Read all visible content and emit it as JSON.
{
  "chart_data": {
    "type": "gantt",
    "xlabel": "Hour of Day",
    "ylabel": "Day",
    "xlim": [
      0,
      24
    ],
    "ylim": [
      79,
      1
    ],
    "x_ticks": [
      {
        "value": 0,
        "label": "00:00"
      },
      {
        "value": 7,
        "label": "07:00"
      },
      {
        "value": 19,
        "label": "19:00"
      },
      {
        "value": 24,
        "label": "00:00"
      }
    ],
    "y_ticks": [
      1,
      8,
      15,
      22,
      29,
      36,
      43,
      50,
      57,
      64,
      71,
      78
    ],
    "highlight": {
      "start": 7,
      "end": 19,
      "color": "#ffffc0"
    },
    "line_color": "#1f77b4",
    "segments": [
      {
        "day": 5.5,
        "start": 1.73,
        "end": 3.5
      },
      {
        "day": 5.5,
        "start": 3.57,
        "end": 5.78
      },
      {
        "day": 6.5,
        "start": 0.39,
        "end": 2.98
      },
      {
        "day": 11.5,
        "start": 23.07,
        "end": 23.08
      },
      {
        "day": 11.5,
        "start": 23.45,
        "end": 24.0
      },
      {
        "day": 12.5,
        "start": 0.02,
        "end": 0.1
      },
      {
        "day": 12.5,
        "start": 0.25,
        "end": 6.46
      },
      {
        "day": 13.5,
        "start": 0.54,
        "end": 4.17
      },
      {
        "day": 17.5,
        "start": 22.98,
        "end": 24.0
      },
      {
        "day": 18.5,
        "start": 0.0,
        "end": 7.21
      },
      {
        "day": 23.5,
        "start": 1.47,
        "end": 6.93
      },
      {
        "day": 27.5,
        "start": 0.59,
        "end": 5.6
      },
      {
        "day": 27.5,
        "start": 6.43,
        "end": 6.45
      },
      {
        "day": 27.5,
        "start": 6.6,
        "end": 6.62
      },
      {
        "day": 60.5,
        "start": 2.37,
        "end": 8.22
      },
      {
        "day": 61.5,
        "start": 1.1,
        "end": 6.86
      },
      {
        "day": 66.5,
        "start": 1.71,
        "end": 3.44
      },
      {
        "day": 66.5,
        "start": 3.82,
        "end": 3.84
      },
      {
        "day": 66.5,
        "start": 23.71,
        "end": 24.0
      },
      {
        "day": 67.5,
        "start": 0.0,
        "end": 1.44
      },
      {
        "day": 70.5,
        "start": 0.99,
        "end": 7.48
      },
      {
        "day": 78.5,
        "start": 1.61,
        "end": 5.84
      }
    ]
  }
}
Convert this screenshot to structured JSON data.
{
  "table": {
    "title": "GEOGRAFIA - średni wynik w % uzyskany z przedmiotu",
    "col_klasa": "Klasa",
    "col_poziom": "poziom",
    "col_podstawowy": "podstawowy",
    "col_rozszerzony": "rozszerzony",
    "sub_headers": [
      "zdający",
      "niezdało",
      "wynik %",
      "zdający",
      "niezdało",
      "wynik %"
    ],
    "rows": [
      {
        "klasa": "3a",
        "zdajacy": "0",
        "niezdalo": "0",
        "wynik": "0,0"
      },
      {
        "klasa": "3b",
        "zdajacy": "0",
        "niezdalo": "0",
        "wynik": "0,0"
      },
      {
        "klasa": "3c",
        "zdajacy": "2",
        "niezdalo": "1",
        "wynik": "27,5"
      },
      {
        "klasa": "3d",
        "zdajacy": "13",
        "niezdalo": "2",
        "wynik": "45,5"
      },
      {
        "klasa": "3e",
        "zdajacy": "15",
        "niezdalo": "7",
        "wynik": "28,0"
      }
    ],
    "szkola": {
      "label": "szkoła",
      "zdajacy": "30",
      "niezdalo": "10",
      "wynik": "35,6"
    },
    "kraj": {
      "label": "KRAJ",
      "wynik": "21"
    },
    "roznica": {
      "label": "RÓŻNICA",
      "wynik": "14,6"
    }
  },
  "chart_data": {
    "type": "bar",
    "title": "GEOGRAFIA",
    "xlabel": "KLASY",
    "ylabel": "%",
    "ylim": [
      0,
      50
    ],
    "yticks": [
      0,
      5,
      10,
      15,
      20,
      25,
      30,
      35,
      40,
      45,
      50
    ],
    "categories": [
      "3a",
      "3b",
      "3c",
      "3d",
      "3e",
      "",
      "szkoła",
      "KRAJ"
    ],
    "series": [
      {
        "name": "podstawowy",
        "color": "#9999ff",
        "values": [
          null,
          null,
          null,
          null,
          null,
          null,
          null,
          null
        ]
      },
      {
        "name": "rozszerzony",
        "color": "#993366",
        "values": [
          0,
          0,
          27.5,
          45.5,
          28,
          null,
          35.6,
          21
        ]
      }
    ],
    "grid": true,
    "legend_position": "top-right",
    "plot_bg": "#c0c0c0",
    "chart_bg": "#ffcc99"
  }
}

..............................

■ Work to complete ■
Identify each line of the material where the word "wynik" shows up, and copy it.

■ Full answer ■
    "title": "GEOGRAFIA - średni wynik w % uzyskany z przedmiotu",
      "wynik %",
      "wynik %"
        "wynik": "0,0"
        "wynik": "0,0"
        "wynik": "27,5"
        "wynik": "45,5"
        "wynik": "28,0"
      "wynik": "35,6"
      "wynik": "21"
      "wynik": "14,6"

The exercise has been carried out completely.